→ **Your task**
Which lines of the records contain "Ohmmeter"? Collect every one of them.

→ **Information supplied**
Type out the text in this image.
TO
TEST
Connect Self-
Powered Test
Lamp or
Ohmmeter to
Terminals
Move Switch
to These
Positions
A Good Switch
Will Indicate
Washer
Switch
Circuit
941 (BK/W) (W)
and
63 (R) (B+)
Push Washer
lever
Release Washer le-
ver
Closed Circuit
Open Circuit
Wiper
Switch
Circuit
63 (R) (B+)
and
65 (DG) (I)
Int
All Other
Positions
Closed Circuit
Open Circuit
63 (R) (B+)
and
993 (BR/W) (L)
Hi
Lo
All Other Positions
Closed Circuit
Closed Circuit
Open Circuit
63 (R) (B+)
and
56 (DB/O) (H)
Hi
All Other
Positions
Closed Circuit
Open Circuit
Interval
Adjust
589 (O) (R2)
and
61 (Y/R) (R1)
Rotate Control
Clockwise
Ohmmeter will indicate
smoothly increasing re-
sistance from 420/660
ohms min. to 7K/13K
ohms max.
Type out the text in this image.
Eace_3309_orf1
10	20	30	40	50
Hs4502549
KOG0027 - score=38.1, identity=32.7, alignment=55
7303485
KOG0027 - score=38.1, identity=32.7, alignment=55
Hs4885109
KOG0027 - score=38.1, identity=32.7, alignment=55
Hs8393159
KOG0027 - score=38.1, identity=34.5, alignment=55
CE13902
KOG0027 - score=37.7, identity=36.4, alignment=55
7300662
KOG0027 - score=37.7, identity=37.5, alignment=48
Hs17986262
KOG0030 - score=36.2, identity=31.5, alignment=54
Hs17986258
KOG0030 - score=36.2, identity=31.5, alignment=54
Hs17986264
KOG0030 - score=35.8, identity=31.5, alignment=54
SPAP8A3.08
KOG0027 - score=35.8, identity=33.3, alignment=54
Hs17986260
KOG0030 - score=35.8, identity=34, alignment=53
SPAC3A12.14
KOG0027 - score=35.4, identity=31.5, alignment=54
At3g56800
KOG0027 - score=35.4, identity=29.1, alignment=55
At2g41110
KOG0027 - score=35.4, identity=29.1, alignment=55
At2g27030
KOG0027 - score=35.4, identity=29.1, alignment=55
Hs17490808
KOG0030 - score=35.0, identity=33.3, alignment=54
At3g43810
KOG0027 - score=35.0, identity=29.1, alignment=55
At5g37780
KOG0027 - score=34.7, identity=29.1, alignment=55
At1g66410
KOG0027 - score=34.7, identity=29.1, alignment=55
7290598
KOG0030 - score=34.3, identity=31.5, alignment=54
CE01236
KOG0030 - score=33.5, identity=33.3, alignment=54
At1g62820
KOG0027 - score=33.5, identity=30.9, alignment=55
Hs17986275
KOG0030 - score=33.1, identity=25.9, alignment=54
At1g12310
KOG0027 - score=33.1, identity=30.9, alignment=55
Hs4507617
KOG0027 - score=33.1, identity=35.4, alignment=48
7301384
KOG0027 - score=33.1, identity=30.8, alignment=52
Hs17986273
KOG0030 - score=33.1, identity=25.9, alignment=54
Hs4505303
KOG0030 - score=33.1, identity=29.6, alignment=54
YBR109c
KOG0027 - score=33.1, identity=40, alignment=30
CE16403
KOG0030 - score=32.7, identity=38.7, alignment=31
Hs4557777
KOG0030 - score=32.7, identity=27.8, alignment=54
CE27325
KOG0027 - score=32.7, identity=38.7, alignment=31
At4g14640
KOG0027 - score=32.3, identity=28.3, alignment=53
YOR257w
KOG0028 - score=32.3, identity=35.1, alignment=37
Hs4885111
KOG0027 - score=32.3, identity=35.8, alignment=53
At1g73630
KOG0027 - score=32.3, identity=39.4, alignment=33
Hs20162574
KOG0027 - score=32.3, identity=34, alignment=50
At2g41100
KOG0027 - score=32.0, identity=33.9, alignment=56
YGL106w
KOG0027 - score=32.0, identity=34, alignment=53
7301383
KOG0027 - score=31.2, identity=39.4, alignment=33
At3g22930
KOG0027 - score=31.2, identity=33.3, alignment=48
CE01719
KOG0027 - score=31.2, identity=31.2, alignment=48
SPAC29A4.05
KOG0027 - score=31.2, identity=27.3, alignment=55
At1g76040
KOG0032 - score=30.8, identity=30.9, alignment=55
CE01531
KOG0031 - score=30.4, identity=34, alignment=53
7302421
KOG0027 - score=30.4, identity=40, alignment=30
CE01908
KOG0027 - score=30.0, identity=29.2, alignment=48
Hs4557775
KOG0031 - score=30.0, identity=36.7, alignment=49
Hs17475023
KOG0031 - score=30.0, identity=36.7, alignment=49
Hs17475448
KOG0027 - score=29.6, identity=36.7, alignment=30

→ **Expected output**
Ohmmeter to
Ohmmeter will indicate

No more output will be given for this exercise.